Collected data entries
◇ ◇ ◇ ◇ ◇

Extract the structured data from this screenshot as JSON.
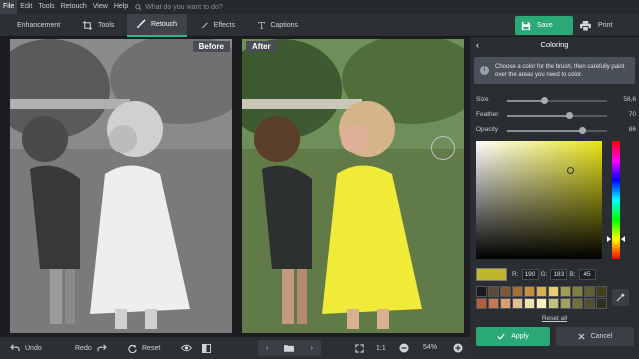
{
  "menu": {
    "items": [
      "File",
      "Edit",
      "Tools",
      "Retouch",
      "View",
      "Help"
    ],
    "active": "File",
    "search_placeholder": "What do you want to do?"
  },
  "toolbar": {
    "tabs": [
      {
        "label": "Enhancement",
        "icon": "sliders-icon"
      },
      {
        "label": "Tools",
        "icon": "crop-icon"
      },
      {
        "label": "Retouch",
        "icon": "brush-icon",
        "active": true
      },
      {
        "label": "Effects",
        "icon": "wand-icon"
      },
      {
        "label": "Captions",
        "icon": "text-icon"
      }
    ],
    "save_label": "Save",
    "print_label": "Print"
  },
  "images": {
    "before_label": "Before",
    "after_label": "After"
  },
  "bottombar": {
    "undo_label": "Undo",
    "redo_label": "Redo",
    "reset_label": "Reset",
    "ratio_label": "1:1",
    "zoom_value": "54%"
  },
  "panel": {
    "title": "Coloring",
    "info_text": "Choose a color for the brush, then carefully paint over the areas you need to color.",
    "sliders": [
      {
        "label": "Size",
        "value": "58,6",
        "fraction": 0.37
      },
      {
        "label": "Feather",
        "value": "70",
        "fraction": 0.62
      },
      {
        "label": "Opacity",
        "value": "86",
        "fraction": 0.75
      }
    ],
    "color": {
      "r": "190",
      "g": "183",
      "b": "45",
      "hex": "#beb72d"
    },
    "rgb_labels": {
      "r": "R:",
      "g": "G:",
      "b": "B:"
    },
    "swatches": [
      "#1a1a1a",
      "#5a4a3a",
      "#7a5a3a",
      "#a0703a",
      "#c49040",
      "#d8b050",
      "#e8d070",
      "#a0a050",
      "#808040",
      "#606030",
      "#404020",
      "#b06040",
      "#c87850",
      "#d8a070",
      "#e0c090",
      "#f0e0b0",
      "#f8f0c0",
      "#c0c080",
      "#a0a060",
      "#707040",
      "#505030",
      "#303020"
    ],
    "reset_all_label": "Reset all",
    "apply_label": "Apply",
    "cancel_label": "Cancel"
  },
  "colors": {
    "accent": "#2aa876",
    "panel_bg": "#2a2e33"
  }
}
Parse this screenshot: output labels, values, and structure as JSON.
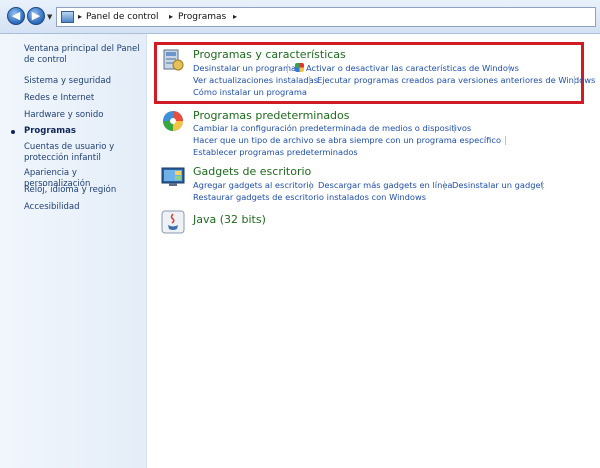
{
  "breadcrumb": {
    "items": [
      "Panel de control",
      "Programas"
    ]
  },
  "sidebar": {
    "items": [
      {
        "label": "Ventana principal del Panel de control"
      },
      {
        "label": "Sistema y seguridad"
      },
      {
        "label": "Redes e Internet"
      },
      {
        "label": "Hardware y sonido"
      },
      {
        "label": "Programas",
        "current": true
      },
      {
        "label": "Cuentas de usuario y protección infantil"
      },
      {
        "label": "Apariencia y personalización"
      },
      {
        "label": "Reloj, idioma y región"
      },
      {
        "label": "Accesibilidad"
      }
    ]
  },
  "sections": {
    "programs": {
      "title": "Programas y características",
      "links": [
        "Desinstalar un programa",
        "Activar o desactivar las características de Windows",
        "Ver actualizaciones instaladas",
        "Ejecutar programas creados para versiones anteriores de Windows",
        "Cómo instalar un programa"
      ]
    },
    "defaults": {
      "title": "Programas predeterminados",
      "links": [
        "Cambiar la configuración predeterminada de medios o dispositivos",
        "Hacer que un tipo de archivo se abra siempre con un programa específico",
        "Establecer programas predeterminados"
      ]
    },
    "gadgets": {
      "title": "Gadgets de escritorio",
      "links": [
        "Agregar gadgets al escritorio",
        "Descargar más gadgets en línea",
        "Desinstalar un gadget",
        "Restaurar gadgets de escritorio instalados con Windows"
      ]
    },
    "java": {
      "title": "Java (32 bits)"
    }
  },
  "colors": {
    "highlight": "#d01b24",
    "link": "#1f4fa8",
    "section_title": "#1e6a1e"
  }
}
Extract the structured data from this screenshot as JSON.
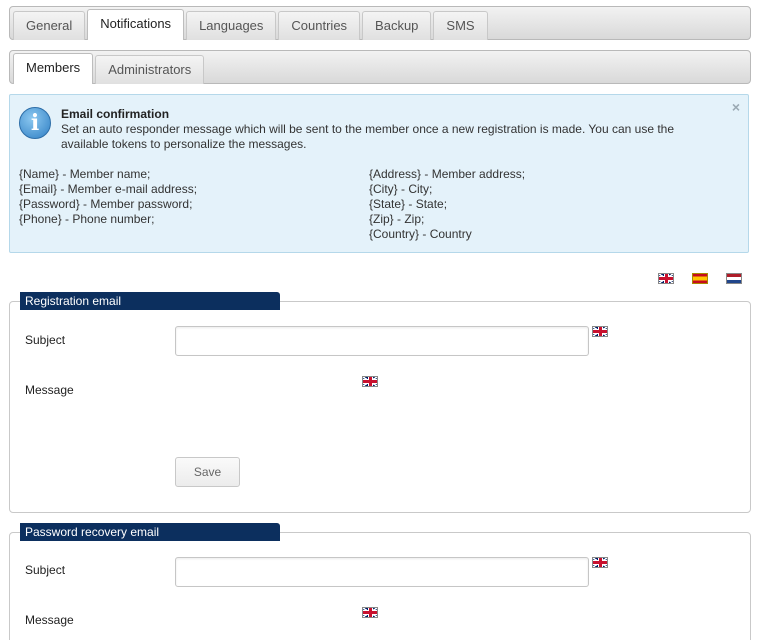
{
  "main_tabs": [
    {
      "label": "General",
      "active": false
    },
    {
      "label": "Notifications",
      "active": true
    },
    {
      "label": "Languages",
      "active": false
    },
    {
      "label": "Countries",
      "active": false
    },
    {
      "label": "Backup",
      "active": false
    },
    {
      "label": "SMS",
      "active": false
    }
  ],
  "sub_tabs": [
    {
      "label": "Members",
      "active": true
    },
    {
      "label": "Administrators",
      "active": false
    }
  ],
  "info_box": {
    "icon": "info-icon",
    "title": "Email confirmation",
    "description": "Set an auto responder message which will be sent to the member once a new registration is made. You can use the available tokens to personalize the messages.",
    "close": "×",
    "tokens_left": [
      "{Name} - Member name;",
      "{Email} - Member e-mail address;",
      "{Password} - Member password;",
      "{Phone} - Phone number;"
    ],
    "tokens_right": [
      "{Address} - Member address;",
      "{City} - City;",
      "{State} - State;",
      "{Zip} - Zip;",
      "{Country} - Country"
    ]
  },
  "language_flags": [
    "uk-flag-icon",
    "spain-flag-icon",
    "netherlands-flag-icon"
  ],
  "registration_email": {
    "title": "Registration email",
    "subject_label": "Subject",
    "subject_value": "",
    "message_label": "Message",
    "save_label": "Save"
  },
  "password_recovery_email": {
    "title": "Password recovery email",
    "subject_label": "Subject",
    "subject_value": "",
    "message_label": "Message"
  },
  "colors": {
    "panel_title_bg": "#0c2f5e",
    "info_bg": "#e4f2fa",
    "info_border": "#b5d8ea"
  }
}
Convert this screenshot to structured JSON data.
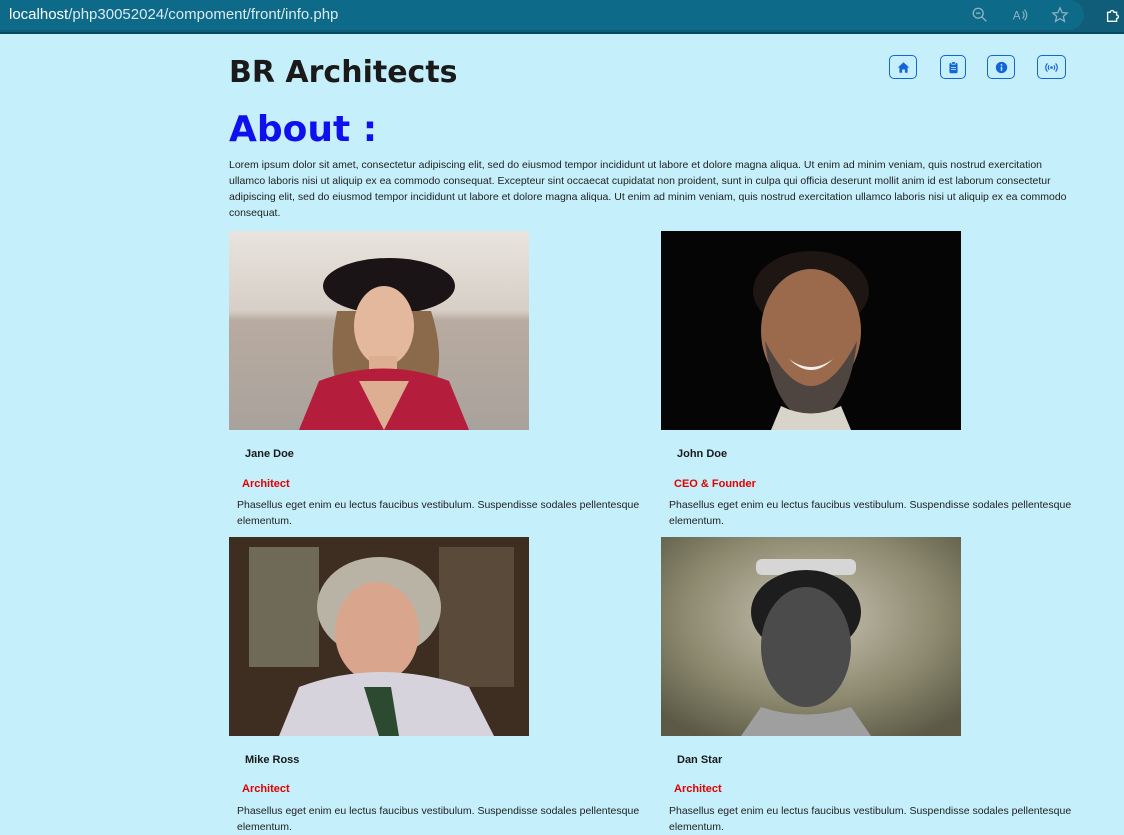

◇ ◇ ◇ ◇ ◇

> [What is needed] Every line of the material is to be quoted exactly, with no pictures carried over.

> [Solution to this problem]
Extract the structured data from this screenshot as JSON.
{
  "menu": {
    "items": [
      "File",
      "Edit",
      "Tools",
      "Retouch",
      "View",
      "Help"
    ],
    "active": "File",
    "search_placeholder": "What do you want to do?"
  },
  "toolbar": {
    "tabs": [
      {
        "label": "Enhancement",
        "icon": "sliders-icon"
      },
      {
        "label": "Tools",
        "icon": "crop-icon"
      },
      {
        "label": "Retouch",
        "icon": "brush-icon",
        "active": true
      },
      {
        "label": "Effects",
        "icon": "wand-icon"
      },
      {
        "label": "Captions",
        "icon": "text-icon"
      }
    ],
    "save_label": "Save",
    "print_label": "Print"
  },
  "images": {
    "before_label": "Before",
    "after_label": "After"
  },
  "bottombar": {
    "undo_label": "Undo",
    "redo_label": "Redo",
    "reset_label": "Reset",
    "ratio_label": "1:1",
    "zoom_value": "54%"
  },
  "panel": {
    "title": "Coloring",
    "info_text": "Choose a color for the brush, then carefully paint over the areas you need to color.",
    "sliders": [
      {
        "label": "Size",
        "value": "58,6",
        "fraction": 0.37
      },
      {
        "label": "Feather",
        "value": "70",
        "fraction": 0.62
      },
      {
        "label": "Opacity",
        "value": "86",
        "fraction": 0.75
      }
    ],
    "color": {
      "r": "190",
      "g": "183",
      "b": "45",
      "hex": "#beb72d"
    },
    "rgb_labels": {
      "r": "R:",
      "g": "G:",
      "b": "B:"
    },
    "swatches": [
      "#1a1a1a",
      "#5a4a3a",
      "#7a5a3a",
      "#a0703a",
      "#c49040",
      "#d8b050",
      "#e8d070",
      "#a0a050",
      "#808040",
      "#606030",
      "#404020",
      "#b06040",
      "#c87850",
      "#d8a070",
      "#e0c090",
      "#f0e0b0",
      "#f8f0c0",
      "#c0c080",
      "#a0a060",
      "#707040",
      "#505030",
      "#303020"
    ],
    "reset_all_label": "Reset all",
    "apply_label": "Apply",
    "cancel_label": "Cancel"
  },
  "colors": {
    "accent": "#2aa876",
    "panel_bg": "#2a2e33"
  }
}
Parse this screenshot: output labels, values, and structure as JSON.
{
  "breadcrumb": {
    "items": [
      "Panel de control",
      "Programas"
    ]
  },
  "sidebar": {
    "items": [
      {
        "label": "Ventana principal del Panel de control"
      },
      {
        "label": "Sistema y seguridad"
      },
      {
        "label": "Redes e Internet"
      },
      {
        "label": "Hardware y sonido"
      },
      {
        "label": "Programas",
        "current": true
      },
      {
        "label": "Cuentas de usuario y protección infantil"
      },
      {
        "label": "Apariencia y personalización"
      },
      {
        "label": "Reloj, idioma y región"
      },
      {
        "label": "Accesibilidad"
      }
    ]
  },
  "sections": {
    "programs": {
      "title": "Programas y características",
      "links": [
        "Desinstalar un programa",
        "Activar o desactivar las características de Windows",
        "Ver actualizaciones instaladas",
        "Ejecutar programas creados para versiones anteriores de Windows",
        "Cómo instalar un programa"
      ]
    },
    "defaults": {
      "title": "Programas predeterminados",
      "links": [
        "Cambiar la configuración predeterminada de medios o dispositivos",
        "Hacer que un tipo de archivo se abra siempre con un programa específico",
        "Establecer programas predeterminados"
      ]
    },
    "gadgets": {
      "title": "Gadgets de escritorio",
      "links": [
        "Agregar gadgets al escritorio",
        "Descargar más gadgets en línea",
        "Desinstalar un gadget",
        "Restaurar gadgets de escritorio instalados con Windows"
      ]
    },
    "java": {
      "title": "Java (32 bits)"
    }
  },
  "colors": {
    "highlight": "#d01b24",
    "link": "#1f4fa8",
    "section_title": "#1e6a1e"
  }
}
Extract the structured data from this screenshot as JSON.
{
  "main_tabs": [
    {
      "label": "General",
      "active": false
    },
    {
      "label": "Notifications",
      "active": true
    },
    {
      "label": "Languages",
      "active": false
    },
    {
      "label": "Countries",
      "active": false
    },
    {
      "label": "Backup",
      "active": false
    },
    {
      "label": "SMS",
      "active": false
    }
  ],
  "sub_tabs": [
    {
      "label": "Members",
      "active": true
    },
    {
      "label": "Administrators",
      "active": false
    }
  ],
  "info_box": {
    "icon": "info-icon",
    "title": "Email confirmation",
    "description": "Set an auto responder message which will be sent to the member once a new registration is made. You can use the available tokens to personalize the messages.",
    "close": "×",
    "tokens_left": [
      "{Name} - Member name;",
      "{Email} - Member e-mail address;",
      "{Password} - Member password;",
      "{Phone} - Phone number;"
    ],
    "tokens_right": [
      "{Address} - Member address;",
      "{City} - City;",
      "{State} - State;",
      "{Zip} - Zip;",
      "{Country} - Country"
    ]
  },
  "language_flags": [
    "uk-flag-icon",
    "spain-flag-icon",
    "netherlands-flag-icon"
  ],
  "registration_email": {
    "title": "Registration email",
    "subject_label": "Subject",
    "subject_value": "",
    "message_label": "Message",
    "save_label": "Save"
  },
  "password_recovery_email": {
    "title": "Password recovery email",
    "subject_label": "Subject",
    "subject_value": "",
    "message_label": "Message"
  },
  "colors": {
    "panel_title_bg": "#0c2f5e",
    "info_bg": "#e4f2fa",
    "info_border": "#b5d8ea"
  }
}
Convert this screenshot to structured JSON data.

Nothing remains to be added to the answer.